## TASK OBJECTIVE
Gather from the material every line that contains the string "this".

## INFORMATION SHOWN
────

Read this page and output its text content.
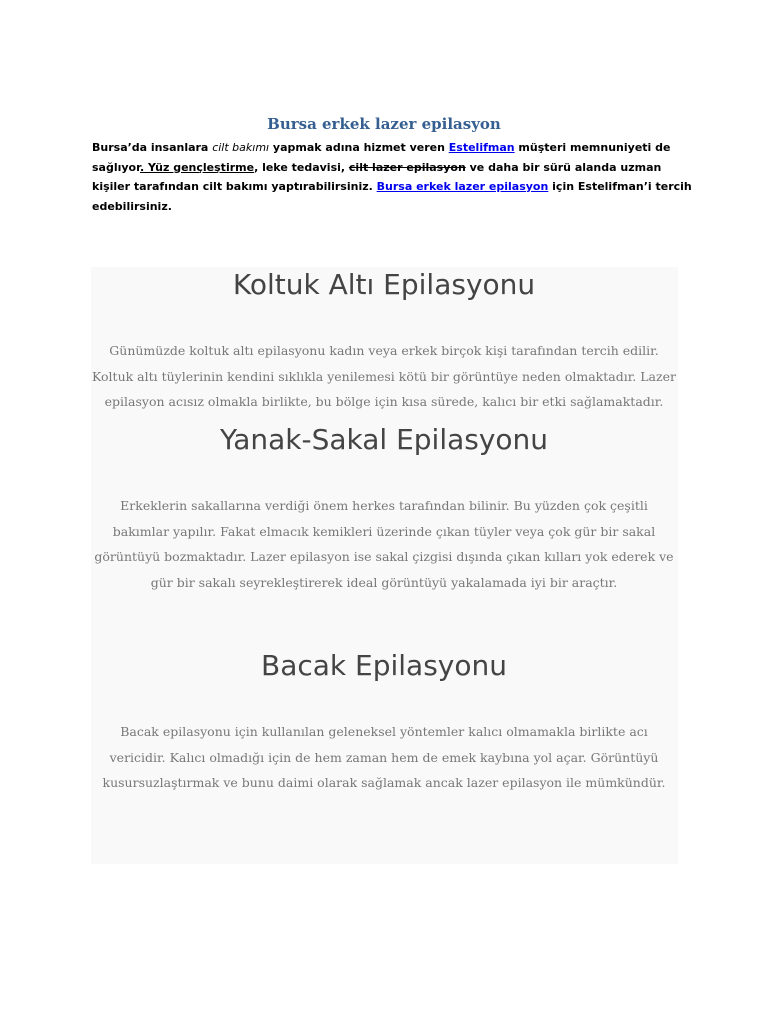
Bursa erkek lazer epilasyon
Bursa’da insanlara cilt bakımı yapmak adına hizmet veren Estelifman müşteri memnuniyeti de sağlıyor. Yüz gençleştirme, leke tedavisi, cilt lazer epilasyon ve daha bir sürü alanda uzman kişiler tarafından cilt bakımı yaptırabilirsiniz. Bursa erkek lazer epilasyon için Estelifman’i tercih edebilirsiniz.
Koltuk Altı Epilasyonu
Günümüzde koltuk altı epilasyonu kadın veya erkek birçok kişi tarafından tercih edilir. Koltuk altı tüylerinin kendini sıklıkla yenilemesi kötü bir görüntüye neden olmaktadır. Lazer epilasyon acısız olmakla birlikte, bu bölge için kısa sürede, kalıcı bir etki sağlamaktadır.
Yanak-Sakal Epilasyonu
Erkeklerin sakallarına verdiği önem herkes tarafından bilinir. Bu yüzden çok çeşitli bakımlar yapılır. Fakat elmacık kemikleri üzerinde çıkan tüyler veya çok gür bir sakal görüntüyü bozmaktadır. Lazer epilasyon ise sakal çizgisi dışında çıkan kılları yok ederek ve gür bir sakalı seyrekleştirerek ideal görüntüyü yakalamada iyi bir araçtır.
Bacak Epilasyonu
Bacak epilasyonu için kullanılan geleneksel yöntemler kalıcı olmamakla birlikte acı vericidir. Kalıcı olmadığı için de hem zaman hem de emek kaybına yol açar. Görüntüyü kusursuzlaştırmak ve bunu daimi olarak sağlamak ancak lazer epilasyon ile mümkündür.
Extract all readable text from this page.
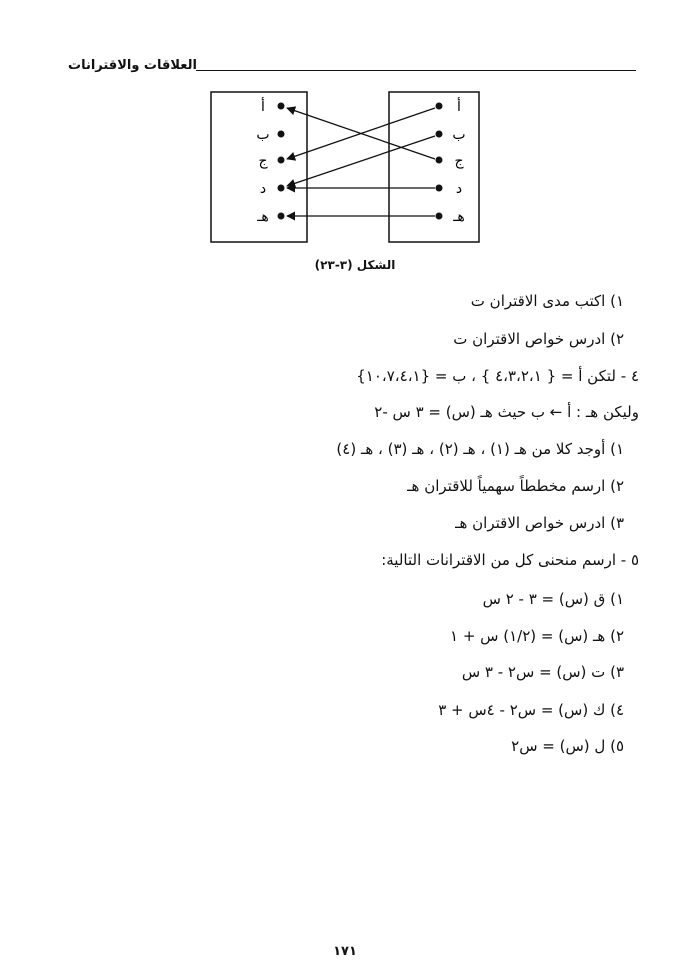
العلاقات والاقترانات
أ
ب
ج
د
هـ
أ
ب
ج
د
هـ
الشكل (٣-٢٣)
١) اكتب مدى الاقتران ت
٢) ادرس خواص الاقتران ت
٤ - لتكن أ = { ٤،٣،٢،١ } ، ب = {١٠،٧،٤،١}
وليكن هـ : أ ← ب حيث هـ (س) = ٣ س -٢
١) أوجد كلا من هـ (١) ، هـ (٢) ، هـ (٣) ، هـ (٤)
٢) ارسم مخططاً سهمياً للاقتران هـ
٣) ادرس خواص الاقتران هـ
٥ - ارسم منحنى كل من الاقترانات التالية:
١) ق (س) = ٣ - ٢ س
٢) هـ (س) = (١/٢) س + ١
٣) ت (س) = س٢ - ٣ س
٤) ك (س) = س٢ - ٤س + ٣
٥) ل (س) = س٢
١٧١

────

## EXERCISE OUTPUT
Read this page and output its text content.
Extract all readable text from this page.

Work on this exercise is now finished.